# [Aim of the task]
The records below are to be copied word for word, with every picture left out.

^^^^

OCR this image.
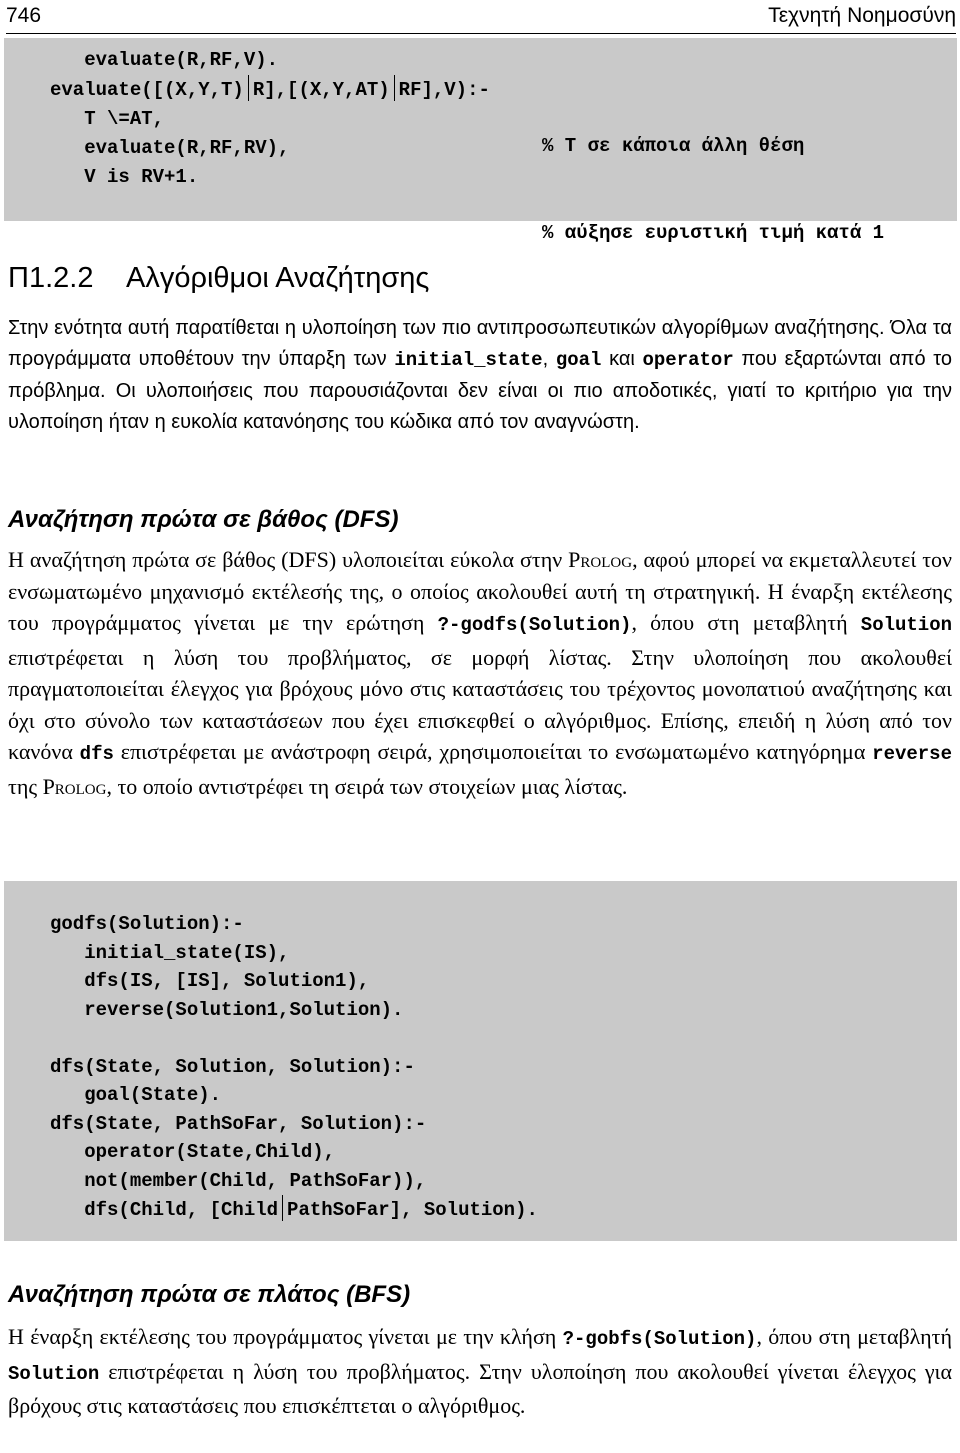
746	Τεχνητή Νοημοσύνη
evaluate(R,RF,V).
evaluate([(X,Y,T) R],[(X,Y,AT) RF],V):-
T \=AT,
evaluate(R,RF,RV),
V is RV+1.
% T σε κάποια άλλη θέση
% αύξησε ευριστική τιμή κατά 1
Π1.2.2 Αλγόριθμοι Αναζήτησης
Στην ενότητα αυτή παρατίθεται η υλοποίηση των πιο αντιπροσωπευτικών αλγορίθμων αναζήτησης. Όλα τα προγράμματα υποθέτουν την ύπαρξη των initial_state, goal και operator που εξαρτώνται από το πρόβλημα. Οι υλοποιήσεις που παρουσιάζονται δεν είναι οι πιο αποδοτικές, γιατί το κριτήριο για την υλοποίηση ήταν η ευκολία κατανόησης του κώδικα από τον αναγνώστη.
Αναζήτηση πρώτα σε βάθος (DFS)
Η αναζήτηση πρώτα σε βάθος (DFS) υλοποιείται εύκολα στην Prolog, αφού μπορεί να εκμεταλλευτεί τον ενσωματωμένο μηχανισμό εκτέλεσής της, ο οποίος ακολουθεί αυτή τη στρατηγική. Η έναρξη εκτέλεσης του προγράμματος γίνεται με την ερώτηση ?-godfs(Solution), όπου στη μεταβλητή Solution επιστρέφεται η λύση του προβλήματος, σε μορφή λίστας. Στην υλοποίηση που ακολουθεί πραγματοποιείται έλεγχος για βρόχους μόνο στις καταστάσεις του τρέχοντος μονοπατιού αναζήτησης και όχι στο σύνολο των καταστάσεων που έχει επισκεφθεί ο αλγόριθμος. Επίσης, επειδή η λύση από τον κανόνα dfs επιστρέφεται με ανάστροφη σειρά, χρησιμοποιείται το ενσωματωμένο κατηγόρημα reverse της Prolog, το οποίο αντιστρέφει τη σειρά των στοιχείων μιας λίστας.
godfs(Solution):-
initial_state(IS),
dfs(IS, [IS], Solution1),
reverse(Solution1,Solution).

dfs(State, Solution, Solution):-
goal(State).
dfs(State, PathSoFar, Solution):-
operator(State,Child),
not(member(Child, PathSoFar)),
dfs(Child, [Child PathSoFar], Solution).
Αναζήτηση πρώτα σε πλάτος (BFS)
Η έναρξη εκτέλεσης του προγράμματος γίνεται με την κλήση ?-gobfs(Solution), όπου στη μεταβλητή Solution επιστρέφεται η λύση του προβλήματος. Στην υλοποίηση που ακολουθεί γίνεται έλεγχος για βρόχους στις καταστάσεις που επισκέπτεται ο αλγόριθμος.
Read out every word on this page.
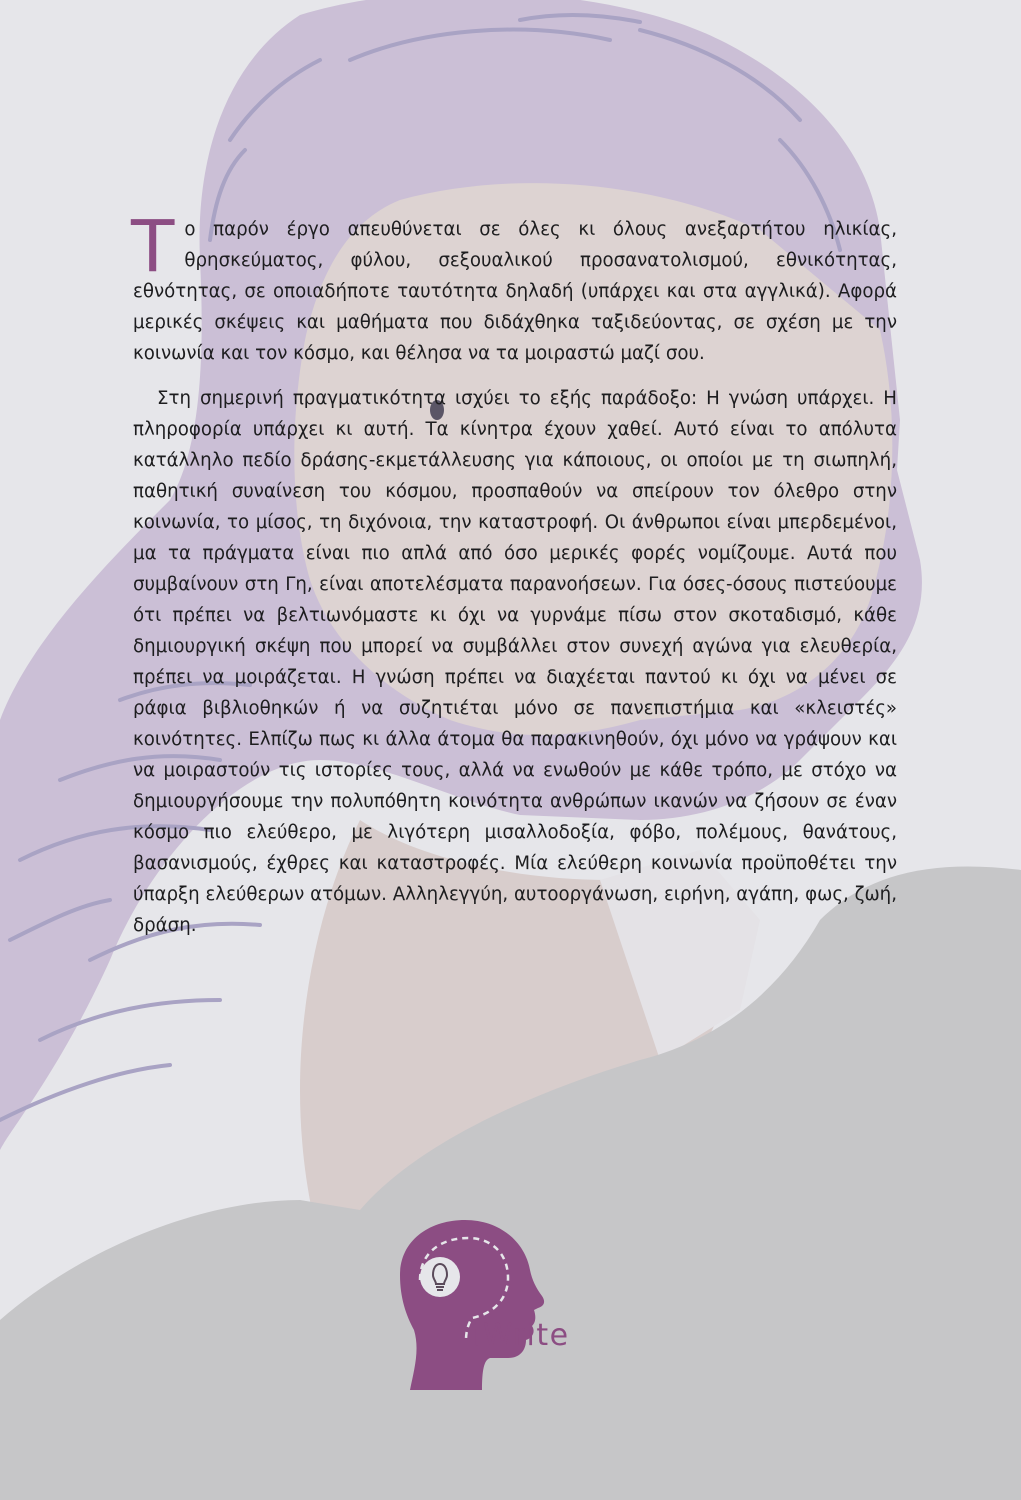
Το παρόν έργο απευθύνεται σε όλες κι όλους ανεξαρτήτου ηλικίας, θρησκεύματος, φύλου, σεξουαλικού προσανατολισμού, εθνικότητας, εθνότητας, σε οποιαδήποτε ταυτότητα δηλαδή (υπάρχει και στα αγγλικά). Αφορά μερικές σκέψεις και μαθήματα που διδάχθηκα ταξιδεύοντας, σε σχέση με την κοινωνία και τον κόσμο, και θέλησα να τα μοιραστώ μαζί σου.

Στη σημερινή πραγματικότητα ισχύει το εξής παράδοξο: Η γνώση υπάρχει. Η πληροφορία υπάρχει κι αυτή. Τα κίνητρα έχουν χαθεί. Αυτό είναι το απόλυτα κατάλληλο πεδίο δράσης-εκμετάλλευσης για κάποιους, οι οποίοι με τη σιωπηλή, παθητική συναίνεση του κόσμου, προσπαθούν να σπείρουν τον όλεθρο στην κοινωνία, το μίσος, τη διχόνοια, την καταστροφή. Οι άνθρωποι είναι μπερδεμένοι, μα τα πράγματα είναι πιο απλά από όσο μερικές φορές νομίζουμε. Αυτά που συμβαίνουν στη Γη, είναι αποτελέσματα παρανοήσεων. Για όσες-όσους πιστεύουμε ότι πρέπει να βελτιωνόμαστε κι όχι να γυρνάμε πίσω στον σκοταδισμό, κάθε δημιουργική σκέψη που μπορεί να συμβάλλει στον συνεχή αγώνα για ελευθερία, πρέπει να μοιράζεται. Η γνώση πρέπει να διαχέεται παντού κι όχι να μένει σε ράφια βιβλιοθηκών ή να συζητιέται μόνο σε πανεπιστήμια και «κλειστές» κοινότητες. Ελπίζω πως κι άλλα άτομα θα παρακινηθούν, όχι μόνο να γράψουν και να μοιραστούν τις ιστορίες τους, αλλά να ενωθούν με κάθε τρόπο, με στόχο να δημιουργήσουμε την πολυπόθητη κοινότητα ανθρώπων ικανών να ζήσουν σε έναν κόσμο πιο ελεύθερο, με λιγότερη μισαλλοδοξία, φόβο, πολέμους, θανάτους, βασανισμούς, έχθρες και καταστροφές. Μία ελεύθερη κοινωνία προϋποθέτει την ύπαρξη ελεύθερων ατόμων. Αλληλεγγύη, αυτοοργάνωση, ειρήνη, αγάπη, φως, ζωή, δράση.

iWrite
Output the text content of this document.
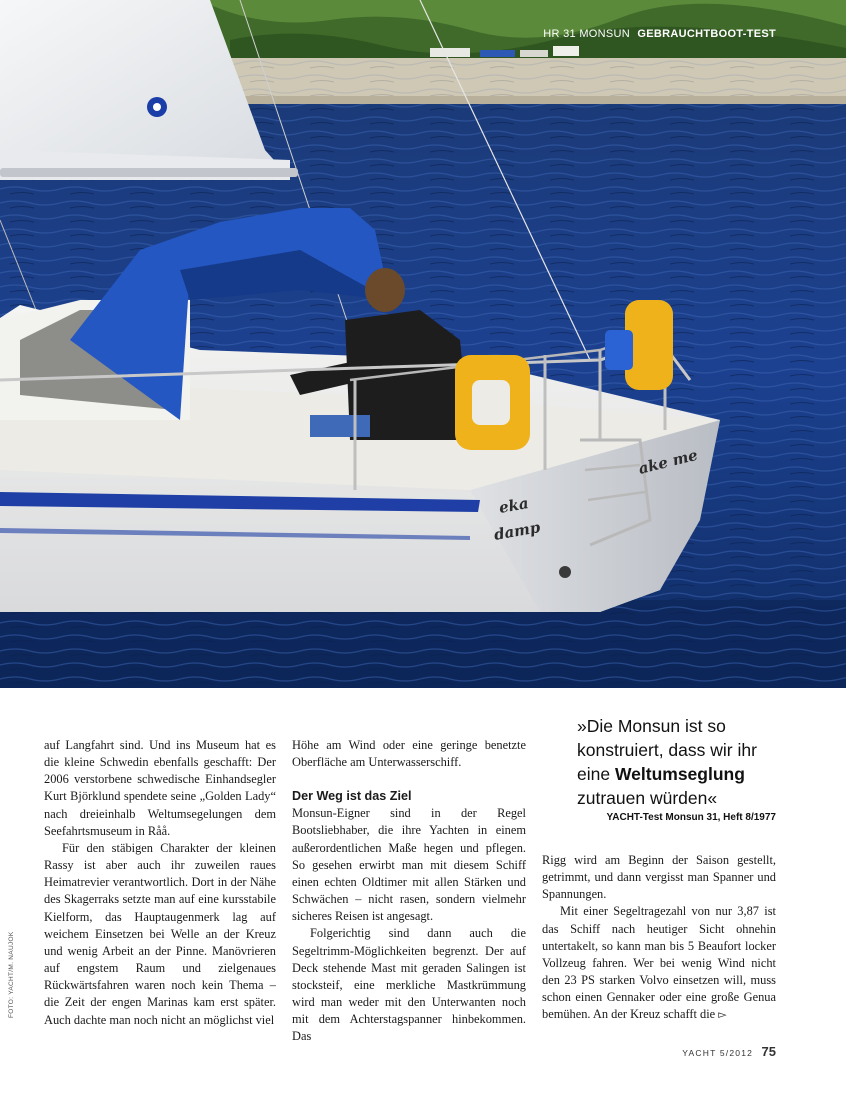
eka
damp
ake me
HR 31 MONSUN GEBRAUCHTBOOT-TEST
»Die Monsun ist so konstruiert, dass wir ihr eine Weltumseglung zutrauen würden«
YACHT-Test Monsun 31, Heft 8/1977

auf Langfahrt sind. Und ins Museum hat es die kleine Schwedin ebenfalls geschafft: Der 2006 verstorbene schwedische Einhandsegler Kurt Björklund spendete seine „Golden Lady“ nach dreieinhalb Weltumsegelungen dem Seefahrtsmuseum in Råå.

Für den stäbigen Charakter der kleinen Rassy ist aber auch ihr zuweilen raues Heimatrevier verantwortlich. Dort in der Nähe des Skagerraks setzte man auf eine kursstabile Kielform, das Hauptaugenmerk lag auf weichem Einsetzen bei Welle an der Kreuz und wenig Arbeit an der Pinne. Manövrieren auf engstem Raum und zielgenaues Rückwärtsfahren waren noch kein Thema – die Zeit der engen Marinas kam erst später. Auch dachte man noch nicht an möglichst viel

Höhe am Wind oder eine geringe benetzte Oberfläche am Unterwasserschiff.

Der Weg ist das Ziel

Monsun-Eigner sind in der Regel Bootsliebhaber, die ihre Yachten in einem außerordentlichen Maße hegen und pflegen. So gesehen erwirbt man mit diesem Schiff einen echten Oldtimer mit allen Stärken und Schwächen – nicht rasen, sondern vielmehr sicheres Reisen ist angesagt.

Folgerichtig sind dann auch die Segeltrimm-Möglichkeiten begrenzt. Der auf Deck stehende Mast mit geraden Salingen ist stocksteif, eine merkliche Mastkrümmung wird man weder mit den Unterwanten noch mit dem Achterstagspanner hinbekommen. Das

Rigg wird am Beginn der Saison gestellt, getrimmt, und dann vergisst man Spanner und Spannungen.

Mit einer Segeltragezahl von nur 3,87 ist das Schiff nach heutiger Sicht ohnehin untertakelt, so kann man bis 5 Beaufort locker Vollzeug fahren. Wer bei wenig Wind nicht den 23 PS starken Volvo einsetzen will, muss schon einen Gennaker oder eine große Genua bemühen. An der Kreuz schafft die ▻

FOTO: YACHT/M. NAUJOK
YACHT 5/2012 75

^^^^

# [Complete response]
OCR this image.
746	Τεχνητή Νοημοσύνη
evaluate(R,RF,V).
evaluate([(X,Y,T) R],[(X,Y,AT) RF],V):-
T \=AT,
evaluate(R,RF,RV),
V is RV+1.
% T σε κάποια άλλη θέση
% αύξησε ευριστική τιμή κατά 1
Π1.2.2 Αλγόριθμοι Αναζήτησης
Στην ενότητα αυτή παρατίθεται η υλοποίηση των πιο αντιπροσωπευτικών αλγορίθμων αναζήτησης. Όλα τα προγράμματα υποθέτουν την ύπαρξη των initial_state, goal και operator που εξαρτώνται από το πρόβλημα. Οι υλοποιήσεις που παρουσιάζονται δεν είναι οι πιο αποδοτικές, γιατί το κριτήριο για την υλοποίηση ήταν η ευκολία κατανόησης του κώδικα από τον αναγνώστη.
Αναζήτηση πρώτα σε βάθος (DFS)
Η αναζήτηση πρώτα σε βάθος (DFS) υλοποιείται εύκολα στην Prolog, αφού μπορεί να εκμεταλλευτεί τον ενσωματωμένο μηχανισμό εκτέλεσής της, ο οποίος ακολουθεί αυτή τη στρατηγική. Η έναρξη εκτέλεσης του προγράμματος γίνεται με την ερώτηση ?-godfs(Solution), όπου στη μεταβλητή Solution επιστρέφεται η λύση του προβλήματος, σε μορφή λίστας. Στην υλοποίηση που ακολουθεί πραγματοποιείται έλεγχος για βρόχους μόνο στις καταστάσεις του τρέχοντος μονοπατιού αναζήτησης και όχι στο σύνολο των καταστάσεων που έχει επισκεφθεί ο αλγόριθμος. Επίσης, επειδή η λύση από τον κανόνα dfs επιστρέφεται με ανάστροφη σειρά, χρησιμοποιείται το ενσωματωμένο κατηγόρημα reverse της Prolog, το οποίο αντιστρέφει τη σειρά των στοιχείων μιας λίστας.
godfs(Solution):-
initial_state(IS),
dfs(IS, [IS], Solution1),
reverse(Solution1,Solution).

dfs(State, Solution, Solution):-
goal(State).
dfs(State, PathSoFar, Solution):-
operator(State,Child),
not(member(Child, PathSoFar)),
dfs(Child, [Child PathSoFar], Solution).
Αναζήτηση πρώτα σε πλάτος (BFS)
Η έναρξη εκτέλεσης του προγράμματος γίνεται με την κλήση ?-gobfs(Solution), όπου στη μεταβλητή Solution επιστρέφεται η λύση του προβλήματος. Στην υλοποίηση που ακολουθεί γίνεται έλεγχος για βρόχους στις καταστάσεις που επισκέπτεται ο αλγόριθμος.
Read out every word on this page.
Το παρόν έργο απευθύνεται σε όλες κι όλους ανεξαρτήτου ηλικίας, θρησκεύματος, φύλου, σεξουαλικού προσανατολισμού, εθνικότητας, εθνότητας, σε οποιαδήποτε ταυτότητα δηλαδή (υπάρχει και στα αγγλικά). Αφορά μερικές σκέψεις και μαθήματα που διδάχθηκα ταξιδεύοντας, σε σχέση με την κοινωνία και τον κόσμο, και θέλησα να τα μοιραστώ μαζί σου.

Στη σημερινή πραγματικότητα ισχύει το εξής παράδοξο: Η γνώση υπάρχει. Η πληροφορία υπάρχει κι αυτή. Τα κίνητρα έχουν χαθεί. Αυτό είναι το απόλυτα κατάλληλο πεδίο δράσης-εκμετάλλευσης για κάποιους, οι οποίοι με τη σιωπηλή, παθητική συναίνεση του κόσμου, προσπαθούν να σπείρουν τον όλεθρο στην κοινωνία, το μίσος, τη διχόνοια, την καταστροφή. Οι άνθρωποι είναι μπερδεμένοι, μα τα πράγματα είναι πιο απλά από όσο μερικές φορές νομίζουμε. Αυτά που συμβαίνουν στη Γη, είναι αποτελέσματα παρανοήσεων. Για όσες-όσους πιστεύουμε ότι πρέπει να βελτιωνόμαστε κι όχι να γυρνάμε πίσω στον σκοταδισμό, κάθε δημιουργική σκέψη που μπορεί να συμβάλλει στον συνεχή αγώνα για ελευθερία, πρέπει να μοιράζεται. Η γνώση πρέπει να διαχέεται παντού κι όχι να μένει σε ράφια βιβλιοθηκών ή να συζητιέται μόνο σε πανεπιστήμια και «κλειστές» κοινότητες. Ελπίζω πως κι άλλα άτομα θα παρακινηθούν, όχι μόνο να γράψουν και να μοιραστούν τις ιστορίες τους, αλλά να ενωθούν με κάθε τρόπο, με στόχο να δημιουργήσουμε την πολυπόθητη κοινότητα ανθρώπων ικανών να ζήσουν σε έναν κόσμο πιο ελεύθερο, με λιγότερη μισαλλοδοξία, φόβο, πολέμους, θανάτους, βασανισμούς, έχθρες και καταστροφές. Μία ελεύθερη κοινωνία προϋποθέτει την ύπαρξη ελεύθερων ατόμων. Αλληλεγγύη, αυτοοργάνωση, ειρήνη, αγάπη, φως, ζωή, δράση.

iWrite
Output the text content of this document.
eka
damp
ake me
HR 31 MONSUN GEBRAUCHTBOOT-TEST
»Die Monsun ist so konstruiert, dass wir ihr eine Weltumseglung zutrauen würden«
YACHT-Test Monsun 31, Heft 8/1977

auf Langfahrt sind. Und ins Museum hat es die kleine Schwedin ebenfalls geschafft: Der 2006 verstorbene schwedische Einhandsegler Kurt Björklund spendete seine „Golden Lady“ nach dreieinhalb Weltumsegelungen dem Seefahrtsmuseum in Råå.

Für den stäbigen Charakter der kleinen Rassy ist aber auch ihr zuweilen raues Heimatrevier verantwortlich. Dort in der Nähe des Skagerraks setzte man auf eine kursstabile Kielform, das Hauptaugenmerk lag auf weichem Einsetzen bei Welle an der Kreuz und wenig Arbeit an der Pinne. Manövrieren auf engstem Raum und zielgenaues Rückwärtsfahren waren noch kein Thema – die Zeit der engen Marinas kam erst später. Auch dachte man noch nicht an möglichst viel

Höhe am Wind oder eine geringe benetzte Oberfläche am Unterwasserschiff.

Der Weg ist das Ziel

Monsun-Eigner sind in der Regel Bootsliebhaber, die ihre Yachten in einem außerordentlichen Maße hegen und pflegen. So gesehen erwirbt man mit diesem Schiff einen echten Oldtimer mit allen Stärken und Schwächen – nicht rasen, sondern vielmehr sicheres Reisen ist angesagt.

Folgerichtig sind dann auch die Segeltrimm-Möglichkeiten begrenzt. Der auf Deck stehende Mast mit geraden Salingen ist stocksteif, eine merkliche Mastkrümmung wird man weder mit den Unterwanten noch mit dem Achterstagspanner hinbekommen. Das

Rigg wird am Beginn der Saison gestellt, getrimmt, und dann vergisst man Spanner und Spannungen.

Mit einer Segeltragezahl von nur 3,87 ist das Schiff nach heutiger Sicht ohnehin untertakelt, so kann man bis 5 Beaufort locker Vollzeug fahren. Wer bei wenig Wind nicht den 23 PS starken Volvo einsetzen will, muss schon einen Gennaker oder eine große Genua bemühen. An der Kreuz schafft die ▻

FOTO: YACHT/M. NAUJOK
YACHT 5/2012 75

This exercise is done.